■ Directions for this task
Go over the data and work out how many lines include the word "Dakota". Give that number only.

### Material for this exercise ###

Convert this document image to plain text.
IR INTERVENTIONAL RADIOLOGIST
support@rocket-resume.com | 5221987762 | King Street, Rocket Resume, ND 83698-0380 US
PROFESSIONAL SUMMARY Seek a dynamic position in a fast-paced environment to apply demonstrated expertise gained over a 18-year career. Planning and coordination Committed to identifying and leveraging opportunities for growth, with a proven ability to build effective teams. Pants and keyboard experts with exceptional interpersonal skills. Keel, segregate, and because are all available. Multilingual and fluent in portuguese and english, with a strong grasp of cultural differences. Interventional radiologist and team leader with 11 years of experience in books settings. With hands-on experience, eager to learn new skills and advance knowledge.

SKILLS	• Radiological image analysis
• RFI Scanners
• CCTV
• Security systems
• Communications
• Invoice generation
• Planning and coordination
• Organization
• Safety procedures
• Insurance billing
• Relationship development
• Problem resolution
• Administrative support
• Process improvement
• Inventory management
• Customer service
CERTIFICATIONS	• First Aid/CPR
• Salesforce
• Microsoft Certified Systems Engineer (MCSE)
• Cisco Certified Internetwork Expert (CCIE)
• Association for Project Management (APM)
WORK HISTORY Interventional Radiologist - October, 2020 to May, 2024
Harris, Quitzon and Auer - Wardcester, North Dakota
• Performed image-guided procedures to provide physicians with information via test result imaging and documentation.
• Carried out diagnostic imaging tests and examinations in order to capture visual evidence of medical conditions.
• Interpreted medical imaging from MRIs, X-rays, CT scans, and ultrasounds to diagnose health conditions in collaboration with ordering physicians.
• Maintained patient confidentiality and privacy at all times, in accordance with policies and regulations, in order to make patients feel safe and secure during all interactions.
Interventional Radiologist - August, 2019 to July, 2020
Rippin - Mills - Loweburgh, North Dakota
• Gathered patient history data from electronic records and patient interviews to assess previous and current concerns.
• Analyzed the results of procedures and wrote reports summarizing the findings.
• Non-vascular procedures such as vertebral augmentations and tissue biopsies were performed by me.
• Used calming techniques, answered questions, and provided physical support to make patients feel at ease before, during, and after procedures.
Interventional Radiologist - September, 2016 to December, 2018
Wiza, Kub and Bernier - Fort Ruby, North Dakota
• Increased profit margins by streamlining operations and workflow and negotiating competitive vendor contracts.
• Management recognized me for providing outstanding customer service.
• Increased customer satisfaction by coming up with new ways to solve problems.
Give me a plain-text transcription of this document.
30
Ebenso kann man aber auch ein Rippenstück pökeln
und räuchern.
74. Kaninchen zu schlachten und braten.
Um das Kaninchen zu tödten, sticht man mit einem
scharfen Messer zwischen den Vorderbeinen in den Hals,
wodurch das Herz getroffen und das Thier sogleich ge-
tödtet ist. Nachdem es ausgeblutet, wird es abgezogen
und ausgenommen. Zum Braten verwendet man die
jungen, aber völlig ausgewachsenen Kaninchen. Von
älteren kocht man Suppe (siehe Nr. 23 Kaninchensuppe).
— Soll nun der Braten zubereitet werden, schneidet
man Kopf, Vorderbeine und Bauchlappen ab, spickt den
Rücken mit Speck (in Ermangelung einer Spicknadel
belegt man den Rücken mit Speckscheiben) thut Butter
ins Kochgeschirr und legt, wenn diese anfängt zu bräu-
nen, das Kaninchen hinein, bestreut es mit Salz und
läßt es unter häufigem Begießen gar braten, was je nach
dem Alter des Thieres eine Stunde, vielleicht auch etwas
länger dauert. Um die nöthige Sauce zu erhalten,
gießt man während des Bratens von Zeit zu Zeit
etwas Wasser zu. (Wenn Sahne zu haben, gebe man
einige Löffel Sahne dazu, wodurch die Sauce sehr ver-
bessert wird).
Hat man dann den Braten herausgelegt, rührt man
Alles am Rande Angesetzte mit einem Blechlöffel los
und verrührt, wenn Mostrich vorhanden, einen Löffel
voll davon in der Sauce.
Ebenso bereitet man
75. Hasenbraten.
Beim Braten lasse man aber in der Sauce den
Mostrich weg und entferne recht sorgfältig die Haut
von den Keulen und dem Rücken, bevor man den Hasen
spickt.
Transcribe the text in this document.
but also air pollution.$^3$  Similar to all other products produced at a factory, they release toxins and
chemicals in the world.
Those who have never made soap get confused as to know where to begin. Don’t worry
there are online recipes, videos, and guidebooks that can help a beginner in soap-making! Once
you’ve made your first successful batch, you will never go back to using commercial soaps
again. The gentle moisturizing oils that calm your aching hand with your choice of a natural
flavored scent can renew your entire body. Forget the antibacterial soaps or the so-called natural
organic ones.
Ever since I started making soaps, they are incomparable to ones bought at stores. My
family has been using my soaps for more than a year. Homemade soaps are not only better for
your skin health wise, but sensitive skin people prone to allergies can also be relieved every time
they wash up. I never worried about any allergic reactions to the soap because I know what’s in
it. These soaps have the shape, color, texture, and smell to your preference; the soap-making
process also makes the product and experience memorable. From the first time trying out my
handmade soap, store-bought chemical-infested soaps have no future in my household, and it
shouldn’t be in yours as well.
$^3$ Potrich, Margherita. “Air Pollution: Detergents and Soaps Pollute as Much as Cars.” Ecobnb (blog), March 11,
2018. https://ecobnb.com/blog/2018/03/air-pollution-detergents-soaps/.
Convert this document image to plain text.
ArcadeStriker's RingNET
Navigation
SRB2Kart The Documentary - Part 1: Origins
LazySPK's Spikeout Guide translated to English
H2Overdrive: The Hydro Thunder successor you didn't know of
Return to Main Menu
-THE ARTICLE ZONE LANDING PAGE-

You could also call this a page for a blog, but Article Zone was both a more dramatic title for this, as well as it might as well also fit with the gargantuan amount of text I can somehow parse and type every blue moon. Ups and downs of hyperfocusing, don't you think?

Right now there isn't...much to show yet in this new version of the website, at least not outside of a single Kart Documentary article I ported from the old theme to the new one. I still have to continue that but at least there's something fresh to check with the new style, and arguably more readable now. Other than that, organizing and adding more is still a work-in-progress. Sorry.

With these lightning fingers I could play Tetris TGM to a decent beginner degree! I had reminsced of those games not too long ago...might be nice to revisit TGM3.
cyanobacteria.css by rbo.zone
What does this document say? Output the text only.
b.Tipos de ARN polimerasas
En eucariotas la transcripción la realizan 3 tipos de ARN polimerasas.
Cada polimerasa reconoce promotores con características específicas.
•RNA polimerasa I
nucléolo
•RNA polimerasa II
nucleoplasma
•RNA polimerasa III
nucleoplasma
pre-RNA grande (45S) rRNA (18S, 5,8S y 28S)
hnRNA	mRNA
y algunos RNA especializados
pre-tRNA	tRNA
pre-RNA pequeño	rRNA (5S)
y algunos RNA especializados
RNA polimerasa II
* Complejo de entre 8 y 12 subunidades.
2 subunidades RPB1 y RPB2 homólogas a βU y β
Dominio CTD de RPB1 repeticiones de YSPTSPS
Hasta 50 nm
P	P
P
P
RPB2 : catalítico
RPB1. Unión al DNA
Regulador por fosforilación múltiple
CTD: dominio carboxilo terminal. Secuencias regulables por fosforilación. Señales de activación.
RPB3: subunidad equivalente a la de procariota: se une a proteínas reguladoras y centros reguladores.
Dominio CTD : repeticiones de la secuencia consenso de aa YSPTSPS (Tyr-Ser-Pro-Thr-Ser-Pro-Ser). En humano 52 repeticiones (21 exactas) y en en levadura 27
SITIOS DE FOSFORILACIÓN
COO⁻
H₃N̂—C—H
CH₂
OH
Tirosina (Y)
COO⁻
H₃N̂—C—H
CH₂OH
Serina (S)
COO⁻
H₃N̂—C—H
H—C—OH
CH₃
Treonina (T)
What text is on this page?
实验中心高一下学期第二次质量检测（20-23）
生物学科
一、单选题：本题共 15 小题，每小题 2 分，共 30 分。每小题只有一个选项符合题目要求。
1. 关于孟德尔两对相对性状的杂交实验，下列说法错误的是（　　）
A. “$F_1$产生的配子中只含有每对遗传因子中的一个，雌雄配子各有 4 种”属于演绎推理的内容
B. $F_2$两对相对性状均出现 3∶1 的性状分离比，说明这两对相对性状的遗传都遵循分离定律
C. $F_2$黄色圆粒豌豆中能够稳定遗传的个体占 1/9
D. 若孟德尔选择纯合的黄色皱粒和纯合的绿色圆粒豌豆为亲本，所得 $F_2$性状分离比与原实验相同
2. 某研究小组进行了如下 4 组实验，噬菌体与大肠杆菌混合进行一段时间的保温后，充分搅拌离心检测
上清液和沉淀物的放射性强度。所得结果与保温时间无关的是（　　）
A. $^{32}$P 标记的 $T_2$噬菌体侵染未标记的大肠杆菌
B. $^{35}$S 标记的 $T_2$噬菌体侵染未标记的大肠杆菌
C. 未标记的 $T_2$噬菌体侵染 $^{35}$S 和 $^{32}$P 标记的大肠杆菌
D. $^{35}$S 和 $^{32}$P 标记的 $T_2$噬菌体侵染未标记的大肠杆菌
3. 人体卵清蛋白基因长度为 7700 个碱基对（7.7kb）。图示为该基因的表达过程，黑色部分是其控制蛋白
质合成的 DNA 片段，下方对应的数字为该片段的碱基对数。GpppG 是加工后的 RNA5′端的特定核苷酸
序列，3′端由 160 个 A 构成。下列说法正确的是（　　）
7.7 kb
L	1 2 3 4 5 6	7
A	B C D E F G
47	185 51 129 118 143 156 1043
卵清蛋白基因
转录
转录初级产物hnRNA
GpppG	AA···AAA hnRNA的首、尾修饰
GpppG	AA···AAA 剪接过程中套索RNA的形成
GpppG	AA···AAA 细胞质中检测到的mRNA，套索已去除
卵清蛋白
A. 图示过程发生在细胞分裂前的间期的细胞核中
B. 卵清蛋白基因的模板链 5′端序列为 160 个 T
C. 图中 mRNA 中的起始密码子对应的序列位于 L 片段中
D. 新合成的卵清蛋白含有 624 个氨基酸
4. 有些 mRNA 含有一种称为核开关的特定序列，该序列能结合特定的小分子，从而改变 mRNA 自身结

###

■ Answer to this problem
3